**Data supplied**
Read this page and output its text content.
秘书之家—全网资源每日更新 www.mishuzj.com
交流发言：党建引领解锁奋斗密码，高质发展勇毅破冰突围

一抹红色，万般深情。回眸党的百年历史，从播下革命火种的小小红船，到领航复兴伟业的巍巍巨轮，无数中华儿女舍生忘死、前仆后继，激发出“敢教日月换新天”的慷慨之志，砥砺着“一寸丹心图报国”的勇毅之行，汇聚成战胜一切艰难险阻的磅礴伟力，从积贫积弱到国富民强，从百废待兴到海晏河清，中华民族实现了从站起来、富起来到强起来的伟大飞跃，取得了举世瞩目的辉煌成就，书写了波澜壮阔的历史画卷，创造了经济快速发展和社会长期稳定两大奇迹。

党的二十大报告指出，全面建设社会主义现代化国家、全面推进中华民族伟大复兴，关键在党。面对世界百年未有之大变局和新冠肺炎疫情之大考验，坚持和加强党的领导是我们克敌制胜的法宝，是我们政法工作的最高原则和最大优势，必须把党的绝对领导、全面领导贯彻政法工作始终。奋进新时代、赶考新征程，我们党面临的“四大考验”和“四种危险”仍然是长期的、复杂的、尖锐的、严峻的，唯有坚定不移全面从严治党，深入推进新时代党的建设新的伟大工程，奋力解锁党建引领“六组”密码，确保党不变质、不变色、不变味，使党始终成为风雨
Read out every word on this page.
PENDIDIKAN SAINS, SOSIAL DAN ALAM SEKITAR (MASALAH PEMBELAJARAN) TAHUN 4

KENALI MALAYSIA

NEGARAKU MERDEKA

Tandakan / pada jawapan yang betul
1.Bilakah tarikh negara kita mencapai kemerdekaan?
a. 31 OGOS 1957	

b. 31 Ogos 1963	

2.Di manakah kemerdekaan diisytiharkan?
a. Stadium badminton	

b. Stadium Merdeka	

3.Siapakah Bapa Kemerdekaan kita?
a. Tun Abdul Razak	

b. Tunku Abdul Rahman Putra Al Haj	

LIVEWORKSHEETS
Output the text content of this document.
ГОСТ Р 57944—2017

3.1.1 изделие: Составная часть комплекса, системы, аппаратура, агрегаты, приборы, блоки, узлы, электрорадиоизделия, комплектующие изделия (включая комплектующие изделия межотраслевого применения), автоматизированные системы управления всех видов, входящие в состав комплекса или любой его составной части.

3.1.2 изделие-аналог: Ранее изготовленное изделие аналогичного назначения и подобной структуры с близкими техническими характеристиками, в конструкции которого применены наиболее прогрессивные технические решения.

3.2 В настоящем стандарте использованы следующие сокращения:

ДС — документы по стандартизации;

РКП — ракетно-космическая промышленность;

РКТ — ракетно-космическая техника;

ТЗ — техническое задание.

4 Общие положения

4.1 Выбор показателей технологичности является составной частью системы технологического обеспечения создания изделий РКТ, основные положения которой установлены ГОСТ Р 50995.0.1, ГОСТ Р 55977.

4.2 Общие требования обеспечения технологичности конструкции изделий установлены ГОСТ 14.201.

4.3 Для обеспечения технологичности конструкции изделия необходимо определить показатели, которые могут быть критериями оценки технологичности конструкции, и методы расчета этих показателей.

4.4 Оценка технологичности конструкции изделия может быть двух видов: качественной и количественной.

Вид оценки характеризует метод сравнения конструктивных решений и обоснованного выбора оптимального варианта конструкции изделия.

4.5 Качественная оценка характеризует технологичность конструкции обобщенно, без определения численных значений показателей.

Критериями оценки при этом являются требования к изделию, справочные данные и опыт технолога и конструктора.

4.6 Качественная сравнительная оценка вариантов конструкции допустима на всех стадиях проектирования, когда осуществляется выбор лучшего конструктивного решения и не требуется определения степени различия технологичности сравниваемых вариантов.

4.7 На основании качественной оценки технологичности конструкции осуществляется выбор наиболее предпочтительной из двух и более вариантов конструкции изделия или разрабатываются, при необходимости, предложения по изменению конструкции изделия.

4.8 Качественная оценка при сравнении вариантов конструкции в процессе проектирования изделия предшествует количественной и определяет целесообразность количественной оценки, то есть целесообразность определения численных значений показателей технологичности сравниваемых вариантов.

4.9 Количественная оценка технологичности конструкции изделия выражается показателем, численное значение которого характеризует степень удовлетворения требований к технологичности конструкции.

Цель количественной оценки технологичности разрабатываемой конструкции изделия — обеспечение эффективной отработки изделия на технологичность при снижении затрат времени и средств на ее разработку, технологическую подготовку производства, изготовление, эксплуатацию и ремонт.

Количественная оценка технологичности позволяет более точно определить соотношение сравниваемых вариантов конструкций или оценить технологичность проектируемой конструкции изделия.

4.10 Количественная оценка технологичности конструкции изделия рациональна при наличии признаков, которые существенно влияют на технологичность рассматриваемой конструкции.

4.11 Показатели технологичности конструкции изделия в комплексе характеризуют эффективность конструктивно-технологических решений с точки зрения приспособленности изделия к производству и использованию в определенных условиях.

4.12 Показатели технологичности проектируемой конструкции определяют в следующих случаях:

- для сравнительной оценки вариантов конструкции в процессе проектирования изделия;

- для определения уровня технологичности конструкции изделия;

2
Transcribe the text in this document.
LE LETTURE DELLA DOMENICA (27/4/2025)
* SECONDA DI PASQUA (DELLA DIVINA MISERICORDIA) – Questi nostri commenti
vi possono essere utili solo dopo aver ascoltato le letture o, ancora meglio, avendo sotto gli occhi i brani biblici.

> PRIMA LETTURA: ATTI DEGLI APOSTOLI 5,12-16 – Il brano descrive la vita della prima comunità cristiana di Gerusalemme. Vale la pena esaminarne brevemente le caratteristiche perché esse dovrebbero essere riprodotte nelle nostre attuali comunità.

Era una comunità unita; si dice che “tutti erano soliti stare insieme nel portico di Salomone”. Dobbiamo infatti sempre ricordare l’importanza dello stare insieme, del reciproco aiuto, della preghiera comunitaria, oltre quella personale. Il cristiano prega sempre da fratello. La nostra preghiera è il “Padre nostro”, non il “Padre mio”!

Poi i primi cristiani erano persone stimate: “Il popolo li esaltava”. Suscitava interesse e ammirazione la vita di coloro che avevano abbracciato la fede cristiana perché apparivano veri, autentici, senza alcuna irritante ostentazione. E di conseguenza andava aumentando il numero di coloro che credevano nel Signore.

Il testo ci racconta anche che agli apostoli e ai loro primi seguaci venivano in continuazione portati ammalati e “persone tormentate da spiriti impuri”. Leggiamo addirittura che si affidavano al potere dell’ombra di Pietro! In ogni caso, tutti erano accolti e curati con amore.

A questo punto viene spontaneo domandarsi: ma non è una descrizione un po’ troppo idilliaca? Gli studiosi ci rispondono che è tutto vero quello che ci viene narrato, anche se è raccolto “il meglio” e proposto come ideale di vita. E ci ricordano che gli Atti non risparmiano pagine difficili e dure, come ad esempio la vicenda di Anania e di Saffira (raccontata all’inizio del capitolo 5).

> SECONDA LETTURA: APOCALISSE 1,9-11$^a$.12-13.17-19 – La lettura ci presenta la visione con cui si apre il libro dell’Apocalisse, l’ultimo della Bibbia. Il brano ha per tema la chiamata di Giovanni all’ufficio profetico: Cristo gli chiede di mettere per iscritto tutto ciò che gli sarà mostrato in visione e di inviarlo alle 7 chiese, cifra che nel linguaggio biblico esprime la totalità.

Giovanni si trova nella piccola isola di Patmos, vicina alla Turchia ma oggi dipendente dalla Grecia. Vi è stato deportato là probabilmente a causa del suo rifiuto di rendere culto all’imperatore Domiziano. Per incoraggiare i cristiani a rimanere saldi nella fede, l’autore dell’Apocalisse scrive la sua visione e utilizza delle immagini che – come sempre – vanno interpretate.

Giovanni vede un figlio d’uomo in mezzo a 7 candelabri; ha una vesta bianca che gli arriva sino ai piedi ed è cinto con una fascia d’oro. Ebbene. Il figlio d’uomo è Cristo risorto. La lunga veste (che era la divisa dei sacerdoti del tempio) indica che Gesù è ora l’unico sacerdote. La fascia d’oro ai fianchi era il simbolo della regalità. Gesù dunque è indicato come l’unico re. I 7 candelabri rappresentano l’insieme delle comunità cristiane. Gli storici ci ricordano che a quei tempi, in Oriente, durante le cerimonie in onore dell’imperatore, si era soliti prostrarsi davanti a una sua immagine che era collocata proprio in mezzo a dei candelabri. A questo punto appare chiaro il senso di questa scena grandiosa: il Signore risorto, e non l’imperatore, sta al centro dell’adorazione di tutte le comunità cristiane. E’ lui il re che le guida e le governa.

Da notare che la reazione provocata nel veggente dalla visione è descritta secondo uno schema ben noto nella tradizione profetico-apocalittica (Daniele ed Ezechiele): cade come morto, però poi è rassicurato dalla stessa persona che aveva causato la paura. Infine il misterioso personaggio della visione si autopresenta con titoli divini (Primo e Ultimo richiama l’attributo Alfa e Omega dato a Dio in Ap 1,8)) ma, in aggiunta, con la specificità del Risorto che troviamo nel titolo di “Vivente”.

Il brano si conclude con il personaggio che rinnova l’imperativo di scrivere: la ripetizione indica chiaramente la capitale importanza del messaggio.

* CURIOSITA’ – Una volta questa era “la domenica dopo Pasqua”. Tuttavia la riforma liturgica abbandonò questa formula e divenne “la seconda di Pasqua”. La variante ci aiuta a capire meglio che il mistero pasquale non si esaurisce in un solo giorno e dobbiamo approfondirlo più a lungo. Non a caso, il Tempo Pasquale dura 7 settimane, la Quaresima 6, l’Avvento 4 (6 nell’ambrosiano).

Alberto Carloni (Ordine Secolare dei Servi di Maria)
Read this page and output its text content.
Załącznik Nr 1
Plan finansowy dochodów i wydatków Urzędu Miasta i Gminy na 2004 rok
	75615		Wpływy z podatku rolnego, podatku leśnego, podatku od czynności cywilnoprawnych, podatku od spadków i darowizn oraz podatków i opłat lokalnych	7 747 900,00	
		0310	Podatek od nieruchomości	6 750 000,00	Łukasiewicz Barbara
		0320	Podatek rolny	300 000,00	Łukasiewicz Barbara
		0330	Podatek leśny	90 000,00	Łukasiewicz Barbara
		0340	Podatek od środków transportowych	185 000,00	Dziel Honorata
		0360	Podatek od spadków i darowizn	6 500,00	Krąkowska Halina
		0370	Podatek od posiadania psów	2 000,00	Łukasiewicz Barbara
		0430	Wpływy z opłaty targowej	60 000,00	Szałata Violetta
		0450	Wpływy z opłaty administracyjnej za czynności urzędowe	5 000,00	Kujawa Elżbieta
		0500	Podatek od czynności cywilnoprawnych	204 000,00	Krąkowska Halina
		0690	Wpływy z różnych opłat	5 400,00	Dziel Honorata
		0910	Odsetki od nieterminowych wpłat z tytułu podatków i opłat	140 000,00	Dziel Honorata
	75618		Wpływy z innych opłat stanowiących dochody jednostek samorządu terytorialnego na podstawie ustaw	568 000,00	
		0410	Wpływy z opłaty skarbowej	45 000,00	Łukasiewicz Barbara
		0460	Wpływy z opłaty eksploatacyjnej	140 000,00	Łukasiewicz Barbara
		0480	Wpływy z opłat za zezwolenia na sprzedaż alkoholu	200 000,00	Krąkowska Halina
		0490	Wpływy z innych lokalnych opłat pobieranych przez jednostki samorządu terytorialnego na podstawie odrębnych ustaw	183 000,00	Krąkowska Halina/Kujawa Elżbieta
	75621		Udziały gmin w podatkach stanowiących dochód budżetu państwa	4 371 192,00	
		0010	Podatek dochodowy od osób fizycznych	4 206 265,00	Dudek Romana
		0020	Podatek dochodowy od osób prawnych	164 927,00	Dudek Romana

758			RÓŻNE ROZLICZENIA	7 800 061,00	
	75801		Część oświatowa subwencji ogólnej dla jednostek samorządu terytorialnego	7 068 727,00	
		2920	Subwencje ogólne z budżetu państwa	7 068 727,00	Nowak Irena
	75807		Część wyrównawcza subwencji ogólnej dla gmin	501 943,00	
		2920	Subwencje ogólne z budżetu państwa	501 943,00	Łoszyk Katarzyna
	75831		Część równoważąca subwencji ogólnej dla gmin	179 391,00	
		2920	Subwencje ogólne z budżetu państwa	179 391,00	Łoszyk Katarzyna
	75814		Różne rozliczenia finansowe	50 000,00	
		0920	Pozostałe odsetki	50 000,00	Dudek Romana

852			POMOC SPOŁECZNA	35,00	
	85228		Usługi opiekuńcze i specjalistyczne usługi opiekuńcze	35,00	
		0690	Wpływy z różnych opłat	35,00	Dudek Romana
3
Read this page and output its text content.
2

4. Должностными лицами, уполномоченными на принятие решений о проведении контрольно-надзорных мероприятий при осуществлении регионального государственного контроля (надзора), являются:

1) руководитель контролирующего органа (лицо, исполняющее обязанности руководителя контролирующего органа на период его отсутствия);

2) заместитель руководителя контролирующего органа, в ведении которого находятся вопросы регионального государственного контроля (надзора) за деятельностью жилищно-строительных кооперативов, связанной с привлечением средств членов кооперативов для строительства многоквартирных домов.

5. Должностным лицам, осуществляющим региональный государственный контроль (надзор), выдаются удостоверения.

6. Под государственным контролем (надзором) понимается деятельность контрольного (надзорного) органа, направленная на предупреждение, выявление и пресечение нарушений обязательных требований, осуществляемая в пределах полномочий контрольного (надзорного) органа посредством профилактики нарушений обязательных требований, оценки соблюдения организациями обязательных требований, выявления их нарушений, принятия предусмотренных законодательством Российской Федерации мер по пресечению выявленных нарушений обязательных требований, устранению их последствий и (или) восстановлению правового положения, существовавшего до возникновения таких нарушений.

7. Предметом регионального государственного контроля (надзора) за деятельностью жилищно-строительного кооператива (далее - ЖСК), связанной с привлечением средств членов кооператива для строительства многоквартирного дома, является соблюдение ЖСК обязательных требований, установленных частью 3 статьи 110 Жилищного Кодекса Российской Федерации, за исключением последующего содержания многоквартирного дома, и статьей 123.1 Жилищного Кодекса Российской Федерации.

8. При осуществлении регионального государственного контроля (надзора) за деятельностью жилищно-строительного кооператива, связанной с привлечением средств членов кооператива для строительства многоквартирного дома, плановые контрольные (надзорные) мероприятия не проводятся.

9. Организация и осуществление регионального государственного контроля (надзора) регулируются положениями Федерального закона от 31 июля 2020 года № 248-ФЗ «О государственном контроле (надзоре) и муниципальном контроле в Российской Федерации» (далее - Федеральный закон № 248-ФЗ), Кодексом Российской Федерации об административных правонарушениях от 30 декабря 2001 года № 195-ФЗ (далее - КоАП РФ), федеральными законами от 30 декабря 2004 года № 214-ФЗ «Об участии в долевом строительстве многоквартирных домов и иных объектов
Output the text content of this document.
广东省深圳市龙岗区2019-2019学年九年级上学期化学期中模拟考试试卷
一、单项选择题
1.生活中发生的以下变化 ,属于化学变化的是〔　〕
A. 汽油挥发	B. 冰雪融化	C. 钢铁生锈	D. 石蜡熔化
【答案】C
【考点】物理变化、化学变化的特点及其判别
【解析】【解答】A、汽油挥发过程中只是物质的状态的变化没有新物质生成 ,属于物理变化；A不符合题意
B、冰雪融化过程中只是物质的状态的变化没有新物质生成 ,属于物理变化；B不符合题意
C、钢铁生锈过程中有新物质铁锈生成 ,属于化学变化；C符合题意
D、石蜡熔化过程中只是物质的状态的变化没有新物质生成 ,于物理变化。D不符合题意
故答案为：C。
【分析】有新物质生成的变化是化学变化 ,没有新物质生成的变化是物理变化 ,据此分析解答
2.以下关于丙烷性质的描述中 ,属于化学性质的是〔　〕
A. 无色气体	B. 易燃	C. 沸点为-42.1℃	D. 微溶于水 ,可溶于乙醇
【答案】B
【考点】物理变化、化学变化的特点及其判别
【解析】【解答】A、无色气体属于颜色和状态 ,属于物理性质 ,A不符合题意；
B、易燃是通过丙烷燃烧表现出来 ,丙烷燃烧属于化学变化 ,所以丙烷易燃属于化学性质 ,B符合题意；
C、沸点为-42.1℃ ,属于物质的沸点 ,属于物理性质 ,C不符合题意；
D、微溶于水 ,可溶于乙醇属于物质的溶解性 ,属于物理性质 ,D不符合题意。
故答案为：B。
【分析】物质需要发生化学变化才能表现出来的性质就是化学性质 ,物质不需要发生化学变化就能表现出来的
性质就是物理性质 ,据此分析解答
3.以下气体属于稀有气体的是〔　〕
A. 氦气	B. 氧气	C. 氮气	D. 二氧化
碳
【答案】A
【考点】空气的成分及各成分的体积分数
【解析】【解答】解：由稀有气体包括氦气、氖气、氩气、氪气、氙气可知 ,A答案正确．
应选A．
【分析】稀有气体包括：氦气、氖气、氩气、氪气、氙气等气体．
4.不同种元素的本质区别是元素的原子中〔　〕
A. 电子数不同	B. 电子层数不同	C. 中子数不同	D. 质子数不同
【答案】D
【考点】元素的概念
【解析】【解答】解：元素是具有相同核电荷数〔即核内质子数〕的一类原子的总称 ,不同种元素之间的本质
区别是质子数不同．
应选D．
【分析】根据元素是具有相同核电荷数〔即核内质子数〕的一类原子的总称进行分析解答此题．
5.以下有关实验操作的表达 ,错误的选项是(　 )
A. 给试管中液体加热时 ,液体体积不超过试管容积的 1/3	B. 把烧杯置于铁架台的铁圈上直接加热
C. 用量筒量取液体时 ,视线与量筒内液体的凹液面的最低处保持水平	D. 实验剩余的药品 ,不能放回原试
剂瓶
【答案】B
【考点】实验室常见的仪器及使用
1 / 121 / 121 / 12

**What is asked**
All lines above with "строительства" in them should be returned.

**Answer**
2) заместитель руководителя контролирующего органа, в ведении которого находятся вопросы регионального государственного контроля (надзора) за деятельностью жилищно-строительных кооперативов, связанной с привлечением средств членов кооперативов для строительства многоквартирных домов.
7. Предметом регионального государственного контроля (надзора) за деятельностью жилищно-строительного кооператива (далее - ЖСК), связанной с привлечением средств членов кооператива для строительства многоквартирного дома, является соблюдение ЖСК обязательных требований, установленных частью 3 статьи 110 Жилищного Кодекса Российской Федерации, за исключением последующего содержания многоквартирного дома, и статьей 123.1 Жилищного Кодекса Российской Федерации.
8. При осуществлении регионального государственного контроля (надзора) за деятельностью жилищно-строительного кооператива, связанной с привлечением средств членов кооператива для строительства многоквартирного дома, плановые контрольные (надзорные) мероприятия не проводятся.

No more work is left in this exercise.